• _Work to complete_: Reproduce every record exactly as it appears, but not the pictures.

>> Begin Given records

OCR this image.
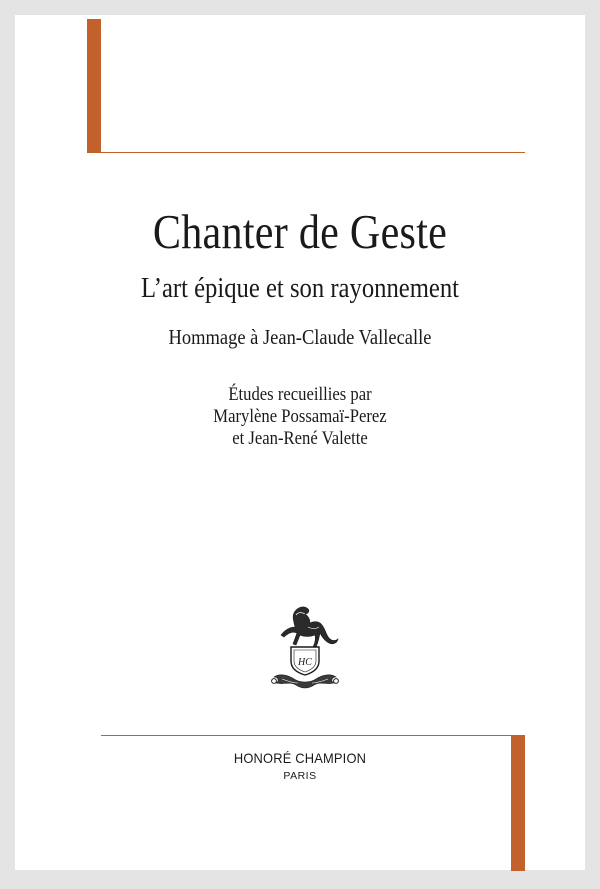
Chanter de Geste
L’art épique et son rayonnement
Hommage à Jean-Claude Vallecalle
Études recueillies par
Marylène Possamaï-Perez
et Jean-René Valette
HC
HONORÉ CHAMPION
PARIS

>> End Given records

• _The result_:
OCR this image.
Chanter de Geste
L’art épique et son rayonnement
Hommage à Jean-Claude Vallecalle
Études recueillies par
Marylène Possamaï-Perez
et Jean-René Valette
HC
HONORÉ CHAMPION
PARIS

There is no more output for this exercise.